Set exercise: Scan the data below and pick out the lines containing the word "left".

== Supplied data

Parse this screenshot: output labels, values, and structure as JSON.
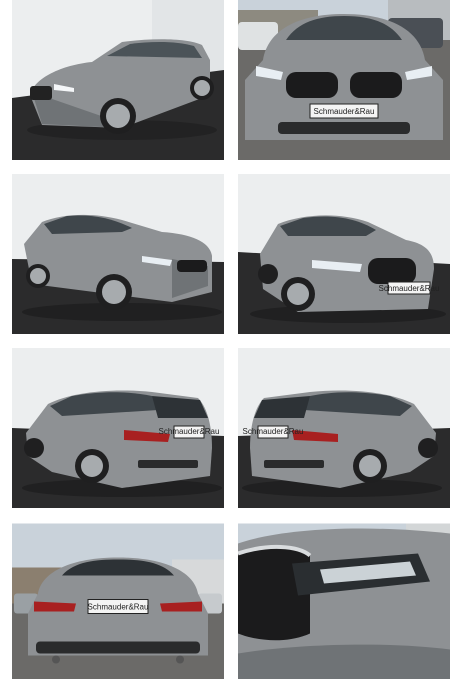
{
  "gallery": {
    "photos": [
      {
        "view": "front-left three-quarter",
        "setting": "studio"
      },
      {
        "view": "front",
        "setting": "outdoor lot",
        "plate": "Schmauder&Rau"
      },
      {
        "view": "front-left profile",
        "setting": "studio"
      },
      {
        "view": "front-right three-quarter",
        "setting": "studio",
        "plate": "Schmauder&Rau"
      },
      {
        "view": "rear-left three-quarter",
        "setting": "studio",
        "plate": "Schmauder&Rau"
      },
      {
        "view": "rear-right three-quarter",
        "setting": "studio",
        "plate": "Schmauder&Rau"
      },
      {
        "view": "rear",
        "setting": "outdoor lot",
        "plate": "Schmauder&Rau"
      },
      {
        "view": "headlight close-up",
        "setting": "outdoor lot"
      }
    ]
  },
  "colors": {
    "car_body": "#8e9194",
    "studio_wall": "#eceeef",
    "studio_floor": "#2b2b2c",
    "sky": "#c9d2da",
    "asphalt": "#6b6a68"
  }
}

====

Result of this exercise:
        "view": "front-left three-quarter",
        "view": "front-left profile",
        "view": "rear-left three-quarter",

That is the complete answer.